** START **

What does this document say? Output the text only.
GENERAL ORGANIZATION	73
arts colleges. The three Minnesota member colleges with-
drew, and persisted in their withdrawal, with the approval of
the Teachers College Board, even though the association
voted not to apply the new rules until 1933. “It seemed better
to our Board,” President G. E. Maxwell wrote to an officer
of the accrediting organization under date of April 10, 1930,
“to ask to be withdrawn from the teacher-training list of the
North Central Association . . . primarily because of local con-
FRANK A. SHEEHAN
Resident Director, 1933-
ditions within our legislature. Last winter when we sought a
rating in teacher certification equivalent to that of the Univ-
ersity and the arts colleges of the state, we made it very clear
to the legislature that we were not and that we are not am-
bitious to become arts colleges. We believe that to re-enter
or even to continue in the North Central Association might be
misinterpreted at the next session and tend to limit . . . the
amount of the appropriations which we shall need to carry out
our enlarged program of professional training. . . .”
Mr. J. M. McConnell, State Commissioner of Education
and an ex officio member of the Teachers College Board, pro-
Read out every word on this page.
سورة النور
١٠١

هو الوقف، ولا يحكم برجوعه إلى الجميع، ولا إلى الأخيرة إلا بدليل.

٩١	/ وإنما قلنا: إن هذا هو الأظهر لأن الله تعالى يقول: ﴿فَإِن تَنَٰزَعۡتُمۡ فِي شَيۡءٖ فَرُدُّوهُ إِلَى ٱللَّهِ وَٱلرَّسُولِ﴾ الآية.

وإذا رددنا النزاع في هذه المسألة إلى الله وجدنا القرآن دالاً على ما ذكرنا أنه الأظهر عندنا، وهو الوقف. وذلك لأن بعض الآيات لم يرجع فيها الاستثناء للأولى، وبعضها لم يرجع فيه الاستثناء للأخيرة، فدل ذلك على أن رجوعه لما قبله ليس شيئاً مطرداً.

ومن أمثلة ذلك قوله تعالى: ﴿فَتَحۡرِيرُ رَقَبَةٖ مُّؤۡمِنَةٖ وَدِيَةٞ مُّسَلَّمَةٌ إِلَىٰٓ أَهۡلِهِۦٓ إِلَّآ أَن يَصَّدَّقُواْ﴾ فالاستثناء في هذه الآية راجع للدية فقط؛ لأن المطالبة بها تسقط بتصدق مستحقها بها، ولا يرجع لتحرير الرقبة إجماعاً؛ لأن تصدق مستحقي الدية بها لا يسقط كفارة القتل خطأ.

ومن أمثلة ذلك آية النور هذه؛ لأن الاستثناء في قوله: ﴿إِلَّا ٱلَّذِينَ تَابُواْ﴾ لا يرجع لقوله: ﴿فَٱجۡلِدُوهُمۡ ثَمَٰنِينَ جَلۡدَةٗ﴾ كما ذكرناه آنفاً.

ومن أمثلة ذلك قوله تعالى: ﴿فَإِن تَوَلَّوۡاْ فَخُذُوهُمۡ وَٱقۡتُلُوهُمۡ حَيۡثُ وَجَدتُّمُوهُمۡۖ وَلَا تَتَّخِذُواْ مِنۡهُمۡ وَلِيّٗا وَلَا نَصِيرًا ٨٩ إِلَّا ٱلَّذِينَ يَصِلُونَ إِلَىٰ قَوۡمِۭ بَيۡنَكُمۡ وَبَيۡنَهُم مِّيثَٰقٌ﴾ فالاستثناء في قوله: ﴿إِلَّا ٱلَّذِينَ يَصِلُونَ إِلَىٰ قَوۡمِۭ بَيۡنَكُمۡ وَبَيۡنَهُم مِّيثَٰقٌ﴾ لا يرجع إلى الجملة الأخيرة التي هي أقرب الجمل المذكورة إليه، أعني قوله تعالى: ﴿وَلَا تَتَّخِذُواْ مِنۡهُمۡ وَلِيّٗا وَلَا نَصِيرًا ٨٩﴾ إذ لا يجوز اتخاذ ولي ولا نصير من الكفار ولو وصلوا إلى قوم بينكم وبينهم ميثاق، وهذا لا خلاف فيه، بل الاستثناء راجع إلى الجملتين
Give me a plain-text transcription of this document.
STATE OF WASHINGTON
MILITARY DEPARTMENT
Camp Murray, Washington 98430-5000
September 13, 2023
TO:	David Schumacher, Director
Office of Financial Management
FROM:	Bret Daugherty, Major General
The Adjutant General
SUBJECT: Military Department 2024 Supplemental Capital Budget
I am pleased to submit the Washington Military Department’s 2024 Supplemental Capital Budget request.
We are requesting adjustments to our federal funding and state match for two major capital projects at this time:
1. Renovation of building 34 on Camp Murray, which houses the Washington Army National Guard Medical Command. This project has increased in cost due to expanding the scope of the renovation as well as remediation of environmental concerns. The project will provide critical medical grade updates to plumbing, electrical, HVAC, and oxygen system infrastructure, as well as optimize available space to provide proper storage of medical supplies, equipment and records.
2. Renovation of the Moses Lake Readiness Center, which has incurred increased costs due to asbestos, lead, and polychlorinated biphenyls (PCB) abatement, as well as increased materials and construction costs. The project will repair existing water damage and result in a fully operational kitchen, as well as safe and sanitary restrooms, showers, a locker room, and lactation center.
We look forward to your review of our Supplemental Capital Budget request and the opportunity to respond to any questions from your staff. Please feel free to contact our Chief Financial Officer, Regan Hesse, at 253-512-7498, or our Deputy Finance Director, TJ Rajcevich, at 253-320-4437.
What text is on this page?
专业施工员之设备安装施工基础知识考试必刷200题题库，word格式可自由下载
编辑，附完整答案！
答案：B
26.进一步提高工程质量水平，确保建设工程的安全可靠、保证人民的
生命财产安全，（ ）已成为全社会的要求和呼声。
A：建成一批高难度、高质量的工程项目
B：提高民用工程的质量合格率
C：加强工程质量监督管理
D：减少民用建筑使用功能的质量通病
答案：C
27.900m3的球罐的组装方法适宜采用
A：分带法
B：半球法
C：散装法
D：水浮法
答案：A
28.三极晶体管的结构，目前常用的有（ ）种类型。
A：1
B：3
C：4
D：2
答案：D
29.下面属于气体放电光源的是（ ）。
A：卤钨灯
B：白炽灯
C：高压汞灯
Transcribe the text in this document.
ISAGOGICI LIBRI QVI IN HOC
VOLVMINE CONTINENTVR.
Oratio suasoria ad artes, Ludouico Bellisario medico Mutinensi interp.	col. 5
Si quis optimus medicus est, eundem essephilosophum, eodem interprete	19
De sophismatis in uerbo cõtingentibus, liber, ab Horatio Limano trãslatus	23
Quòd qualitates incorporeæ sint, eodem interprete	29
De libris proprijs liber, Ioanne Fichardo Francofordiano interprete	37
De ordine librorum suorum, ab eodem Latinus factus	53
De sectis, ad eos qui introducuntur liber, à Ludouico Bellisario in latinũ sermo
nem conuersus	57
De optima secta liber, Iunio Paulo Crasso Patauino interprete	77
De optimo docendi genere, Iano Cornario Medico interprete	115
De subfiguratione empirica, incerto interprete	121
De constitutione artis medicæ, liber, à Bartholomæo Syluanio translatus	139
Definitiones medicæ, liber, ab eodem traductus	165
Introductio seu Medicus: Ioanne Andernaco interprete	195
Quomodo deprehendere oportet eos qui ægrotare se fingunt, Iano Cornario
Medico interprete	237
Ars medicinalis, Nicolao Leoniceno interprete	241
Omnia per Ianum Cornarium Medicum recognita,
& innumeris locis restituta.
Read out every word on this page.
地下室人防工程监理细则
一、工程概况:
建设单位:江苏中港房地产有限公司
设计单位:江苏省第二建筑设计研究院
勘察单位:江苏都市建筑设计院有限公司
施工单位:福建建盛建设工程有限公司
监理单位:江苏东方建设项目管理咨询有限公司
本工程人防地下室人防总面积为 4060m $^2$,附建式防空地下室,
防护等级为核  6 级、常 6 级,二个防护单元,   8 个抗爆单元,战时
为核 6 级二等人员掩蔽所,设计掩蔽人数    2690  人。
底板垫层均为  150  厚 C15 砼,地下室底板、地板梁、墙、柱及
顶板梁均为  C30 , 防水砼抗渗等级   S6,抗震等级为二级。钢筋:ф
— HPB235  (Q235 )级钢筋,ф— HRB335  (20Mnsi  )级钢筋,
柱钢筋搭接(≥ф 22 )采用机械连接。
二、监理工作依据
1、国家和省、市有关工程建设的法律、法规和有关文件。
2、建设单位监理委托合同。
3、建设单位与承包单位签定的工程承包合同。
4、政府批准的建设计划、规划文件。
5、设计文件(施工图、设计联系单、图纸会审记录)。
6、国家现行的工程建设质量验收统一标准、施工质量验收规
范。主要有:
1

** END **

Your instructions:
Every line that holds the string "document" should be returned.

Output for this exercise:
What does this document say? Output the text only.
Give me a plain-text transcription of this document.
Transcribe the text in this document.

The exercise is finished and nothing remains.